### Do this
Change every occurrence of "timestamp" to "post-time" in the entries below, and reproduce all their lines with nothing else altered.

### Exercise data
▼

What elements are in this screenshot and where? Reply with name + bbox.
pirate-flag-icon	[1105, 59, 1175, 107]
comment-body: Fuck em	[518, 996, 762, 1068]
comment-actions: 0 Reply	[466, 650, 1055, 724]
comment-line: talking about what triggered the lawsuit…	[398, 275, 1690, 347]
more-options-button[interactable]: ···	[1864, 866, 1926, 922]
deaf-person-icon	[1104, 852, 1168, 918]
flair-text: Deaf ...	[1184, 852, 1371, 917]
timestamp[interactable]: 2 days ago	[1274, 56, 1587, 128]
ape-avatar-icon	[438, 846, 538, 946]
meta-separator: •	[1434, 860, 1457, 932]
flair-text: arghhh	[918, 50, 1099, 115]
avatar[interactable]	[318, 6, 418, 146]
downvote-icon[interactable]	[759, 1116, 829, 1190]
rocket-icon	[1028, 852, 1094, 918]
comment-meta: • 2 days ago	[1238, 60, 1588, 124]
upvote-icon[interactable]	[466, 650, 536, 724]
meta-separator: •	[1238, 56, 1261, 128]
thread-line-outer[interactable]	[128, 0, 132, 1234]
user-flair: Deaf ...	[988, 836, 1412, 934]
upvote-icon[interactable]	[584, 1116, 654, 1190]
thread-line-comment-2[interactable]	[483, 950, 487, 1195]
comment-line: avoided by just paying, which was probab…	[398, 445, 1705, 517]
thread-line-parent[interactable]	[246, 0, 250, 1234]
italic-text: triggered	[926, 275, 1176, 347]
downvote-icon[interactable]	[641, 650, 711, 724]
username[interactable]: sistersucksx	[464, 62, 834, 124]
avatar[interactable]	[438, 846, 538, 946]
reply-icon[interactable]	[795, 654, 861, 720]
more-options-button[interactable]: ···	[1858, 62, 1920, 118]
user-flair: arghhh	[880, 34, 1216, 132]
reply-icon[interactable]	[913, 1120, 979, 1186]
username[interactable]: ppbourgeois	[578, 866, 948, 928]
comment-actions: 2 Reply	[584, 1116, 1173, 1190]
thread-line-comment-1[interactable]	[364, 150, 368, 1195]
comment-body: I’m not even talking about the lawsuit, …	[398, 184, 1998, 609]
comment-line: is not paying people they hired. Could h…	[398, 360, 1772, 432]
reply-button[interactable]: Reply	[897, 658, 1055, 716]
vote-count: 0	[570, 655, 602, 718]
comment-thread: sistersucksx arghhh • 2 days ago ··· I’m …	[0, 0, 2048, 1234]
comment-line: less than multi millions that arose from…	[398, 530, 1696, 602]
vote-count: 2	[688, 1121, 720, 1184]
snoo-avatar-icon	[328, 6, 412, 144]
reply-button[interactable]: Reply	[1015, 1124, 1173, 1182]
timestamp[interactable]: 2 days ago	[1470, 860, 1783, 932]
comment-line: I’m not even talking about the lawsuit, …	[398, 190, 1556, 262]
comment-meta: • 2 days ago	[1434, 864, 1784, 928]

▲

### Reply to the exercise
What elements are in this screenshot and where? Reply with name + bbox.
pirate-flag-icon	[1105, 59, 1175, 107]
comment-body: Fuck em	[518, 996, 762, 1068]
comment-actions: 0 Reply	[466, 650, 1055, 724]
comment-line: talking about what triggered the lawsuit…	[398, 275, 1690, 347]
more-options-button[interactable]: ···	[1864, 866, 1926, 922]
deaf-person-icon	[1104, 852, 1168, 918]
flair-text: Deaf ...	[1184, 852, 1371, 917]
post-time[interactable]: 2 days ago	[1274, 56, 1587, 128]
ape-avatar-icon	[438, 846, 538, 946]
meta-separator: •	[1434, 860, 1457, 932]
flair-text: arghhh	[918, 50, 1099, 115]
avatar[interactable]	[318, 6, 418, 146]
downvote-icon[interactable]	[759, 1116, 829, 1190]
rocket-icon	[1028, 852, 1094, 918]
comment-meta: • 2 days ago	[1238, 60, 1588, 124]
upvote-icon[interactable]	[466, 650, 536, 724]
meta-separator: •	[1238, 56, 1261, 128]
thread-line-outer[interactable]	[128, 0, 132, 1234]
user-flair: Deaf ...	[988, 836, 1412, 934]
upvote-icon[interactable]	[584, 1116, 654, 1190]
thread-line-comment-2[interactable]	[483, 950, 487, 1195]
comment-line: avoided by just paying, which was probab…	[398, 445, 1705, 517]
thread-line-parent[interactable]	[246, 0, 250, 1234]
italic-text: triggered	[926, 275, 1176, 347]
downvote-icon[interactable]	[641, 650, 711, 724]
username[interactable]: sistersucksx	[464, 62, 834, 124]
avatar[interactable]	[438, 846, 538, 946]
reply-icon[interactable]	[795, 654, 861, 720]
more-options-button[interactable]: ···	[1858, 62, 1920, 118]
user-flair: arghhh	[880, 34, 1216, 132]
reply-icon[interactable]	[913, 1120, 979, 1186]
username[interactable]: ppbourgeois	[578, 866, 948, 928]
comment-actions: 2 Reply	[584, 1116, 1173, 1190]
thread-line-comment-1[interactable]	[364, 150, 368, 1195]
comment-body: I’m not even talking about the lawsuit, …	[398, 184, 1998, 609]
comment-line: is not paying people they hired. Could h…	[398, 360, 1772, 432]
reply-button[interactable]: Reply	[897, 658, 1055, 716]
vote-count: 0	[570, 655, 602, 718]
comment-thread: sistersucksx arghhh • 2 days ago ··· I’m …	[0, 0, 2048, 1234]
comment-line: less than multi millions that arose from…	[398, 530, 1696, 602]
vote-count: 2	[688, 1121, 720, 1184]
snoo-avatar-icon	[328, 6, 412, 144]
reply-button[interactable]: Reply	[1015, 1124, 1173, 1182]
post-time[interactable]: 2 days ago	[1470, 860, 1783, 932]
comment-line: I’m not even talking about the lawsuit, …	[398, 190, 1556, 262]
comment-meta: • 2 days ago	[1434, 864, 1784, 928]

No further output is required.